Problem statement
Quote all of the data exactly as given. Skip every picture it contains.

Input rows
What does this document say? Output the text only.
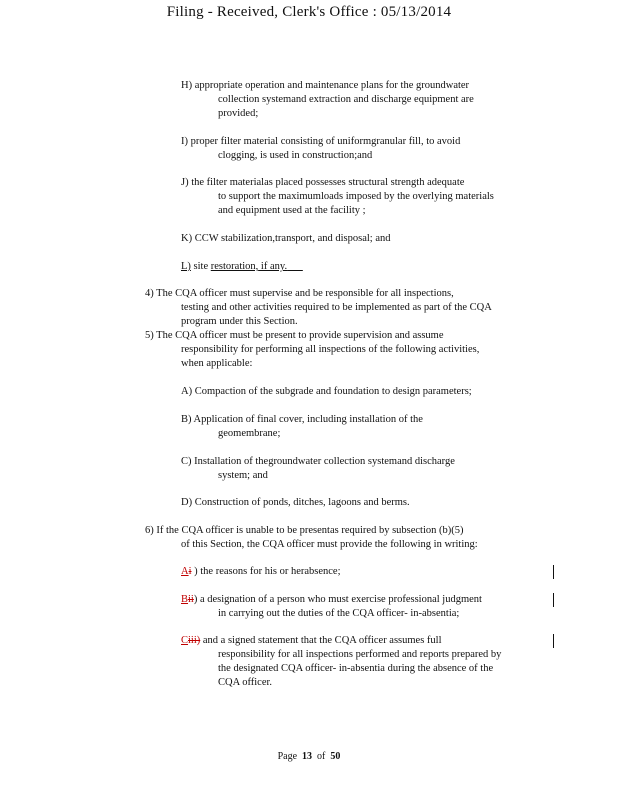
Filing - Received, Clerk's Office : 05/13/2014
H) appropriate operation and maintenance plans for the groundwater
collection systemand extraction and discharge equipment are
provided;
I) proper filter material consisting of uniformgranular fill, to avoid
clogging, is used in construction;and
J) the filter materialas placed possesses structural strength adequate
to support the maximumloads imposed by the overlying materials
and equipment used at the facility ;
K) CCW stabilization,transport, and disposal; and
L) site restoration, if any.
4) The CQA officer must supervise and be responsible for all inspections,
testing and other activities required to be implemented as part of the CQA
program under this Section.
5) The CQA officer must be present to provide supervision and assume
responsibility for performing all inspections of the following activities,
when applicable:
A) Compaction of the subgrade and foundation to design parameters;
B) Application of final cover, including installation of the
geomembrane;
C) Installation of thegroundwater collection systemand discharge
system; and
D) Construction of ponds, ditches, lagoons and berms.
6) If the CQA officer is unable to be presentas required by subsection (b)(5)
of this Section, the CQA officer must provide the following in writing:
Ai ) the reasons for his or herabsence;
Bii) a designation of a person who must exercise professional judgment
in carrying out the duties of the CQA officer- in-absentia;
Ciii) and a signed statement that the CQA officer assumes full
responsibility for all inspections performed and reports prepared by
the designated CQA officer- in-absentia during the absence of the
CQA officer.
Page 13 of 50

Exercise answer
What does this document say? Output the text only.
Filing - Received, Clerk's Office : 05/13/2014
H) appropriate operation and maintenance plans for the groundwater
collection systemand extraction and discharge equipment are
provided;
I) proper filter material consisting of uniformgranular fill, to avoid
clogging, is used in construction;and
J) the filter materialas placed possesses structural strength adequate
to support the maximumloads imposed by the overlying materials
and equipment used at the facility ;
K) CCW stabilization,transport, and disposal; and
L) site restoration, if any.
4) The CQA officer must supervise and be responsible for all inspections,
testing and other activities required to be implemented as part of the CQA
program under this Section.
5) The CQA officer must be present to provide supervision and assume
responsibility for performing all inspections of the following activities,
when applicable:
A) Compaction of the subgrade and foundation to design parameters;
B) Application of final cover, including installation of the
geomembrane;
C) Installation of thegroundwater collection systemand discharge
system; and
D) Construction of ponds, ditches, lagoons and berms.
6) If the CQA officer is unable to be presentas required by subsection (b)(5)
of this Section, the CQA officer must provide the following in writing:
Ai ) the reasons for his or herabsence;
Bii) a designation of a person who must exercise professional judgment
in carrying out the duties of the CQA officer- in-absentia;
Ciii) and a signed statement that the CQA officer assumes full
responsibility for all inspections performed and reports prepared by
the designated CQA officer- in-absentia during the absence of the
CQA officer.
Page 13 of 50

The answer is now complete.